━━━ Records to process ━━━

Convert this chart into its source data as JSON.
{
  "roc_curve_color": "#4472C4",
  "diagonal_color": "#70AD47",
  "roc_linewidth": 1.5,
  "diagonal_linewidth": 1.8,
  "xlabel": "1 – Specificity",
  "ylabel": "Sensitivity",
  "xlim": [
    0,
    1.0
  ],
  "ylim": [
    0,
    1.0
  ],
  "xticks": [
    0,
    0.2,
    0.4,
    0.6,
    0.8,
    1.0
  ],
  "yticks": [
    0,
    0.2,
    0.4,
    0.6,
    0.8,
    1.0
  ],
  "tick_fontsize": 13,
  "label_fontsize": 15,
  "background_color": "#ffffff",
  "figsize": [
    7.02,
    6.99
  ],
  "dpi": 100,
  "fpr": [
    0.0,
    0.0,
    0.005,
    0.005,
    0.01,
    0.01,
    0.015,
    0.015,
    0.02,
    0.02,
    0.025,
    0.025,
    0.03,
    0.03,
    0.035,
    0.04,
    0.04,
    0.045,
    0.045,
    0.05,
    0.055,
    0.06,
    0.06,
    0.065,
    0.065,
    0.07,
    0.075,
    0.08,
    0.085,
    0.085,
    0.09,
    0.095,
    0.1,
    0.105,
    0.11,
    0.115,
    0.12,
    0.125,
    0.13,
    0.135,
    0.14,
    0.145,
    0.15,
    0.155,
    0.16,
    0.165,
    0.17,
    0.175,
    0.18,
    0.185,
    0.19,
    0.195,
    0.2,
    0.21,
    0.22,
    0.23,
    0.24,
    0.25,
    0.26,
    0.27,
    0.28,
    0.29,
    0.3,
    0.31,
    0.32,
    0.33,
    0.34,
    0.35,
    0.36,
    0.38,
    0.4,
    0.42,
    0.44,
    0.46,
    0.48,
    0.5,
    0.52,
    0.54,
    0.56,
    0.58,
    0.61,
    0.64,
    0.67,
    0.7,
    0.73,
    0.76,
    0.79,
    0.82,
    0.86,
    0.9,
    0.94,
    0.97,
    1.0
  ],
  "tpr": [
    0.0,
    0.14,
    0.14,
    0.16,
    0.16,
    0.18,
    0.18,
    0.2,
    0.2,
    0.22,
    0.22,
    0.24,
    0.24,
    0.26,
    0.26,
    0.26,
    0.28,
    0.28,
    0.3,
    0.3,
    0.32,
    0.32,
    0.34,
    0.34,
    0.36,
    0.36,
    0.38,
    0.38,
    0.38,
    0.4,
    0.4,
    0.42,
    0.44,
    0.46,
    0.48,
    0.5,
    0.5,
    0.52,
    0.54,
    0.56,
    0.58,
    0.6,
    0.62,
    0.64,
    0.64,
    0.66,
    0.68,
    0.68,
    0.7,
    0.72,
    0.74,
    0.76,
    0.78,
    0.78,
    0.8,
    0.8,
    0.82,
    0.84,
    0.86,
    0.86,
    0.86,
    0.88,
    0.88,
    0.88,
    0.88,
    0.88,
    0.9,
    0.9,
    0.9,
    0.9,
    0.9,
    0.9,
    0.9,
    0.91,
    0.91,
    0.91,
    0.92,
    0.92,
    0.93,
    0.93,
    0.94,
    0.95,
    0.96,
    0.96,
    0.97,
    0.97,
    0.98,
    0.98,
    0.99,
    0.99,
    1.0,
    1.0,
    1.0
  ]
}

━━━

**The task**
Write out the data again, exactly and in full.

**Complete answer**
Convert this chart into its source data as JSON.
{
  "roc_curve_color": "#4472C4",
  "diagonal_color": "#70AD47",
  "roc_linewidth": 1.5,
  "diagonal_linewidth": 1.8,
  "xlabel": "1 – Specificity",
  "ylabel": "Sensitivity",
  "xlim": [
    0,
    1.0
  ],
  "ylim": [
    0,
    1.0
  ],
  "xticks": [
    0,
    0.2,
    0.4,
    0.6,
    0.8,
    1.0
  ],
  "yticks": [
    0,
    0.2,
    0.4,
    0.6,
    0.8,
    1.0
  ],
  "tick_fontsize": 13,
  "label_fontsize": 15,
  "background_color": "#ffffff",
  "figsize": [
    7.02,
    6.99
  ],
  "dpi": 100,
  "fpr": [
    0.0,
    0.0,
    0.005,
    0.005,
    0.01,
    0.01,
    0.015,
    0.015,
    0.02,
    0.02,
    0.025,
    0.025,
    0.03,
    0.03,
    0.035,
    0.04,
    0.04,
    0.045,
    0.045,
    0.05,
    0.055,
    0.06,
    0.06,
    0.065,
    0.065,
    0.07,
    0.075,
    0.08,
    0.085,
    0.085,
    0.09,
    0.095,
    0.1,
    0.105,
    0.11,
    0.115,
    0.12,
    0.125,
    0.13,
    0.135,
    0.14,
    0.145,
    0.15,
    0.155,
    0.16,
    0.165,
    0.17,
    0.175,
    0.18,
    0.185,
    0.19,
    0.195,
    0.2,
    0.21,
    0.22,
    0.23,
    0.24,
    0.25,
    0.26,
    0.27,
    0.28,
    0.29,
    0.3,
    0.31,
    0.32,
    0.33,
    0.34,
    0.35,
    0.36,
    0.38,
    0.4,
    0.42,
    0.44,
    0.46,
    0.48,
    0.5,
    0.52,
    0.54,
    0.56,
    0.58,
    0.61,
    0.64,
    0.67,
    0.7,
    0.73,
    0.76,
    0.79,
    0.82,
    0.86,
    0.9,
    0.94,
    0.97,
    1.0
  ],
  "tpr": [
    0.0,
    0.14,
    0.14,
    0.16,
    0.16,
    0.18,
    0.18,
    0.2,
    0.2,
    0.22,
    0.22,
    0.24,
    0.24,
    0.26,
    0.26,
    0.26,
    0.28,
    0.28,
    0.3,
    0.3,
    0.32,
    0.32,
    0.34,
    0.34,
    0.36,
    0.36,
    0.38,
    0.38,
    0.38,
    0.4,
    0.4,
    0.42,
    0.44,
    0.46,
    0.48,
    0.5,
    0.5,
    0.52,
    0.54,
    0.56,
    0.58,
    0.6,
    0.62,
    0.64,
    0.64,
    0.66,
    0.68,
    0.68,
    0.7,
    0.72,
    0.74,
    0.76,
    0.78,
    0.78,
    0.8,
    0.8,
    0.82,
    0.84,
    0.86,
    0.86,
    0.86,
    0.88,
    0.88,
    0.88,
    0.88,
    0.88,
    0.9,
    0.9,
    0.9,
    0.9,
    0.9,
    0.9,
    0.9,
    0.91,
    0.91,
    0.91,
    0.92,
    0.92,
    0.93,
    0.93,
    0.94,
    0.95,
    0.96,
    0.96,
    0.97,
    0.97,
    0.98,
    0.98,
    0.99,
    0.99,
    1.0,
    1.0,
    1.0
  ]
}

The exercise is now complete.